_What this task involves_
Pull out every line with the word "screenshot" from the entries below.

_Recorded data_
***

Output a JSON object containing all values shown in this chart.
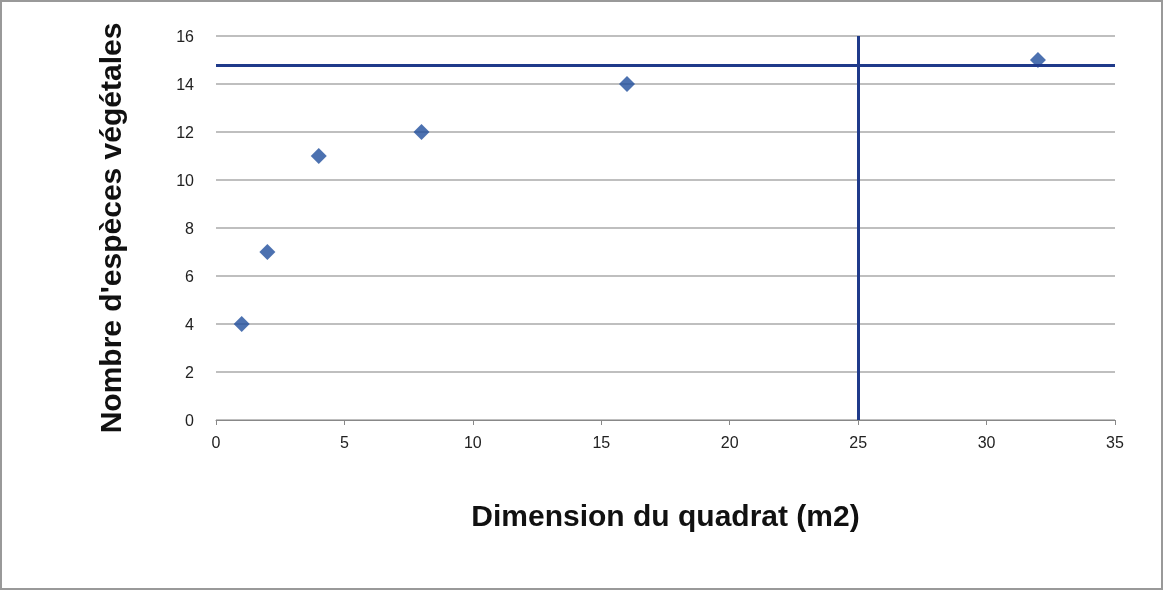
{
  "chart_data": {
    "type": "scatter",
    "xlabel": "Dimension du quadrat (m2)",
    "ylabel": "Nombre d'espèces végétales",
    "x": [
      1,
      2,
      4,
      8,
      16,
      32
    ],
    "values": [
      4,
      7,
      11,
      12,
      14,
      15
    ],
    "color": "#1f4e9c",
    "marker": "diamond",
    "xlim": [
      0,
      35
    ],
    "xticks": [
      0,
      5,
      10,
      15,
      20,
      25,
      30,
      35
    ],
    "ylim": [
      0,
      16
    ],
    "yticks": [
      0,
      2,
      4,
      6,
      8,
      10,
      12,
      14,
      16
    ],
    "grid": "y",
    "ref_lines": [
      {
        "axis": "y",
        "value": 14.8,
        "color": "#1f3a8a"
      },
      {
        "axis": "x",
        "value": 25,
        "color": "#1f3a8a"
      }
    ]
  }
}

***

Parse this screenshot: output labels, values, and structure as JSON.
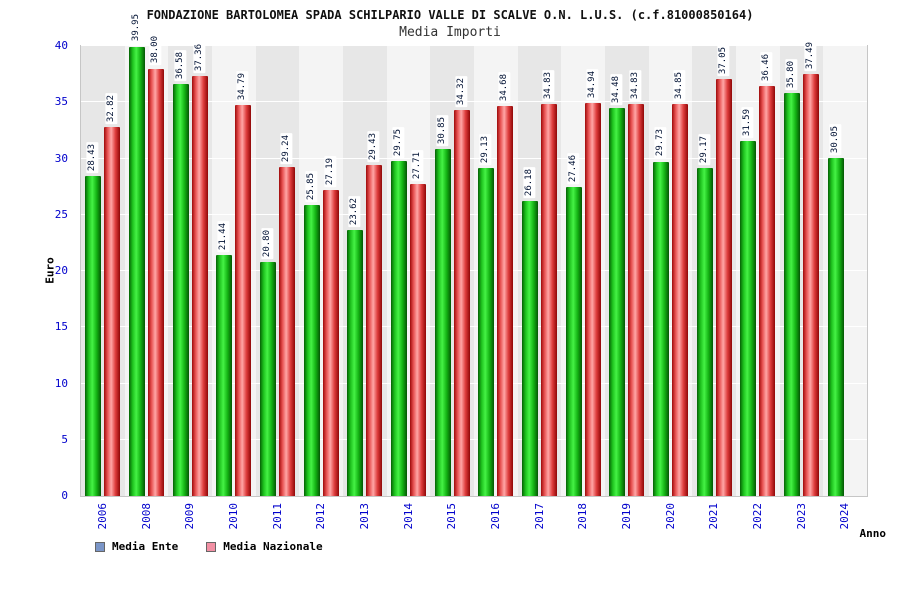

***

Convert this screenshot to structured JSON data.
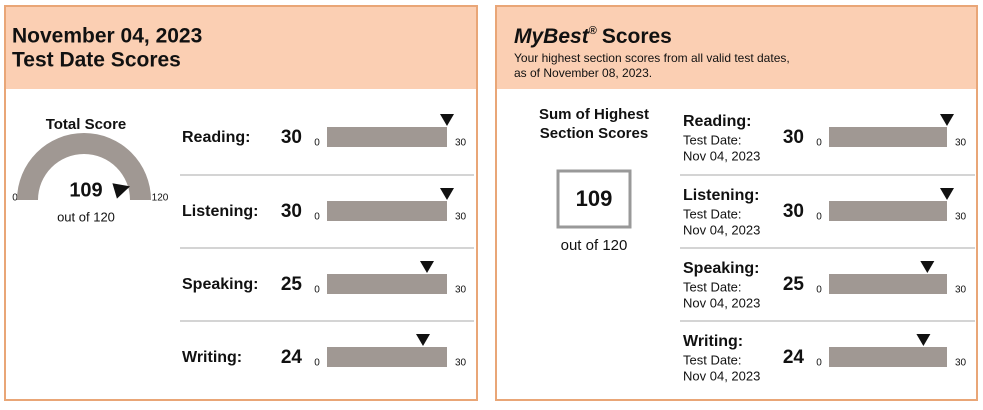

***

_Final result_
Parse this screenshot: output labels, values, and structure as JSON.
Convert this screenshot to structured JSON data.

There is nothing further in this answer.